◆ What you have to do
Exactly reproduce the lines from the one holding "Output the text content of this document." through the final line of the listing below, with both ends included and nothing else.

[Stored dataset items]
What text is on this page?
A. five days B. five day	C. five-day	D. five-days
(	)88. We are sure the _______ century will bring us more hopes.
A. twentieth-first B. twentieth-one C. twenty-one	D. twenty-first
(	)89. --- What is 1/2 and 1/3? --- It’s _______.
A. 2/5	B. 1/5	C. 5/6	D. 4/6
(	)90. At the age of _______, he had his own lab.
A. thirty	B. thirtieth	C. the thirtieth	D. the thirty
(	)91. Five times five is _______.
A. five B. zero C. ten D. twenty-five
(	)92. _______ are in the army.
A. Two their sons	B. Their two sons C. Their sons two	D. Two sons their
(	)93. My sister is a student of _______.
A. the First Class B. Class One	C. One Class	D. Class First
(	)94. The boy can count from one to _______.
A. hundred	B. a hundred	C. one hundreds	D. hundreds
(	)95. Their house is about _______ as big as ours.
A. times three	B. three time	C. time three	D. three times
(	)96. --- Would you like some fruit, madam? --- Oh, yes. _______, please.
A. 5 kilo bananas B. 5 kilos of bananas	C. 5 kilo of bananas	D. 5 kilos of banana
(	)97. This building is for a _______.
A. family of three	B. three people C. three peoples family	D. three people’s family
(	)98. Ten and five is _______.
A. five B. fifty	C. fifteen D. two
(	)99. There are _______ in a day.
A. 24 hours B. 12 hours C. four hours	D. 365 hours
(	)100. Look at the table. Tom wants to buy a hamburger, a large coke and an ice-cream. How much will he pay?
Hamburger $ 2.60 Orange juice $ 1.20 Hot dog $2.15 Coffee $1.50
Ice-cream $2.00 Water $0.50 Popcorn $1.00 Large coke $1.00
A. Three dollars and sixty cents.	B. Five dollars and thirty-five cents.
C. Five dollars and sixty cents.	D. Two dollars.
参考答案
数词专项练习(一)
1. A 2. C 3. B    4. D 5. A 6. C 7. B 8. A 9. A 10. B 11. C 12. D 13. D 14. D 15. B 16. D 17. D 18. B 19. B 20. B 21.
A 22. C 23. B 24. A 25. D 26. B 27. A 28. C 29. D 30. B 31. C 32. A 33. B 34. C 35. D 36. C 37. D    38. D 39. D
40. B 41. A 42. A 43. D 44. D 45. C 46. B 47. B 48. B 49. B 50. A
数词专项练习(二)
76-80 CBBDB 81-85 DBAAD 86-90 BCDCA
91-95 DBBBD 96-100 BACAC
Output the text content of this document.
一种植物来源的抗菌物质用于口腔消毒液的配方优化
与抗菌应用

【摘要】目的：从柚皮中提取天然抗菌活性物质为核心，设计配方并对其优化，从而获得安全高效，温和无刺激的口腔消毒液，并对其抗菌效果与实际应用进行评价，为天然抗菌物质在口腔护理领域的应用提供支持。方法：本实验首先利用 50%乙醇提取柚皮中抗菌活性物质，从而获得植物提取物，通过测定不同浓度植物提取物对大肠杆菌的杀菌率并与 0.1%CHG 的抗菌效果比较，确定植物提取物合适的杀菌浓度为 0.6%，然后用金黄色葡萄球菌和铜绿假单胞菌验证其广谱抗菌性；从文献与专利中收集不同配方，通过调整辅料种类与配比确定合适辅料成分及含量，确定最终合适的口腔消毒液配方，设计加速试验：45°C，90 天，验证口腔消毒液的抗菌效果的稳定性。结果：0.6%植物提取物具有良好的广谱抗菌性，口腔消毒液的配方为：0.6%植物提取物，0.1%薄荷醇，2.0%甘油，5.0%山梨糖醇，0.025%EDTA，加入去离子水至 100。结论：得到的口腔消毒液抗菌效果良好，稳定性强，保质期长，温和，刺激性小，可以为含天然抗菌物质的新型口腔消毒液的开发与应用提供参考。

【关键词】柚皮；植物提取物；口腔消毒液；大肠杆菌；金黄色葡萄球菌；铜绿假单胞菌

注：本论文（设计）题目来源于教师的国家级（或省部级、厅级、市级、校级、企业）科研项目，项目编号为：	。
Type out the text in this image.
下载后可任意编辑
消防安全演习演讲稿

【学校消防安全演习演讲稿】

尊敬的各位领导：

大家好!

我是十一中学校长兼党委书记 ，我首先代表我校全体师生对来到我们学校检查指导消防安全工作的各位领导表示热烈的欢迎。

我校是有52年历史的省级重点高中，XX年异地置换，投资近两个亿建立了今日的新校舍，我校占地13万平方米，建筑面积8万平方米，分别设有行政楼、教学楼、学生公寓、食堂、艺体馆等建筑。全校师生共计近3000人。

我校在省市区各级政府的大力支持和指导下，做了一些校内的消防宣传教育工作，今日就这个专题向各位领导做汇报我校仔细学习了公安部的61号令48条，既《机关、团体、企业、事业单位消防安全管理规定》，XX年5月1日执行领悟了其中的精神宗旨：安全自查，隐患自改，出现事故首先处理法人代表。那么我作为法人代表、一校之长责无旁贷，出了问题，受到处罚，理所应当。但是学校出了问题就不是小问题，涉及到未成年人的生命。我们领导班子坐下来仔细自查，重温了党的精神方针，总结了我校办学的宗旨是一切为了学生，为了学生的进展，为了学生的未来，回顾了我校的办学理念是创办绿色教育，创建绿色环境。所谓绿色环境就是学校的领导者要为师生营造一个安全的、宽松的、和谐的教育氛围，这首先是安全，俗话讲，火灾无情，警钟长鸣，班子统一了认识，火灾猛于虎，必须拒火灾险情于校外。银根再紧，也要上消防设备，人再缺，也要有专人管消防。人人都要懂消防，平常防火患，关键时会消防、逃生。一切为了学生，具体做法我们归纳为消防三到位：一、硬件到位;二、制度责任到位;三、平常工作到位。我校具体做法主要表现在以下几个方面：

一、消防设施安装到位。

◆ Final result
Output the text content of this document.
一种植物来源的抗菌物质用于口腔消毒液的配方优化
与抗菌应用

【摘要】目的：从柚皮中提取天然抗菌活性物质为核心，设计配方并对其优化，从而获得安全高效，温和无刺激的口腔消毒液，并对其抗菌效果与实际应用进行评价，为天然抗菌物质在口腔护理领域的应用提供支持。方法：本实验首先利用 50%乙醇提取柚皮中抗菌活性物质，从而获得植物提取物，通过测定不同浓度植物提取物对大肠杆菌的杀菌率并与 0.1%CHG 的抗菌效果比较，确定植物提取物合适的杀菌浓度为 0.6%，然后用金黄色葡萄球菌和铜绿假单胞菌验证其广谱抗菌性；从文献与专利中收集不同配方，通过调整辅料种类与配比确定合适辅料成分及含量，确定最终合适的口腔消毒液配方，设计加速试验：45°C，90 天，验证口腔消毒液的抗菌效果的稳定性。结果：0.6%植物提取物具有良好的广谱抗菌性，口腔消毒液的配方为：0.6%植物提取物，0.1%薄荷醇，2.0%甘油，5.0%山梨糖醇，0.025%EDTA，加入去离子水至 100。结论：得到的口腔消毒液抗菌效果良好，稳定性强，保质期长，温和，刺激性小，可以为含天然抗菌物质的新型口腔消毒液的开发与应用提供参考。

【关键词】柚皮；植物提取物；口腔消毒液；大肠杆菌；金黄色葡萄球菌；铜绿假单胞菌

注：本论文（设计）题目来源于教师的国家级（或省部级、厅级、市级、校级、企业）科研项目，项目编号为：	。
Type out the text in this image.
下载后可任意编辑
消防安全演习演讲稿

【学校消防安全演习演讲稿】

尊敬的各位领导：

大家好!

我是十一中学校长兼党委书记 ，我首先代表我校全体师生对来到我们学校检查指导消防安全工作的各位领导表示热烈的欢迎。

我校是有52年历史的省级重点高中，XX年异地置换，投资近两个亿建立了今日的新校舍，我校占地13万平方米，建筑面积8万平方米，分别设有行政楼、教学楼、学生公寓、食堂、艺体馆等建筑。全校师生共计近3000人。

我校在省市区各级政府的大力支持和指导下，做了一些校内的消防宣传教育工作，今日就这个专题向各位领导做汇报我校仔细学习了公安部的61号令48条，既《机关、团体、企业、事业单位消防安全管理规定》，XX年5月1日执行领悟了其中的精神宗旨：安全自查，隐患自改，出现事故首先处理法人代表。那么我作为法人代表、一校之长责无旁贷，出了问题，受到处罚，理所应当。但是学校出了问题就不是小问题，涉及到未成年人的生命。我们领导班子坐下来仔细自查，重温了党的精神方针，总结了我校办学的宗旨是一切为了学生，为了学生的进展，为了学生的未来，回顾了我校的办学理念是创办绿色教育，创建绿色环境。所谓绿色环境就是学校的领导者要为师生营造一个安全的、宽松的、和谐的教育氛围，这首先是安全，俗话讲，火灾无情，警钟长鸣，班子统一了认识，火灾猛于虎，必须拒火灾险情于校外。银根再紧，也要上消防设备，人再缺，也要有专人管消防。人人都要懂消防，平常防火患，关键时会消防、逃生。一切为了学生，具体做法我们归纳为消防三到位：一、硬件到位;二、制度责任到位;三、平常工作到位。我校具体做法主要表现在以下几个方面：

一、消防设施安装到位。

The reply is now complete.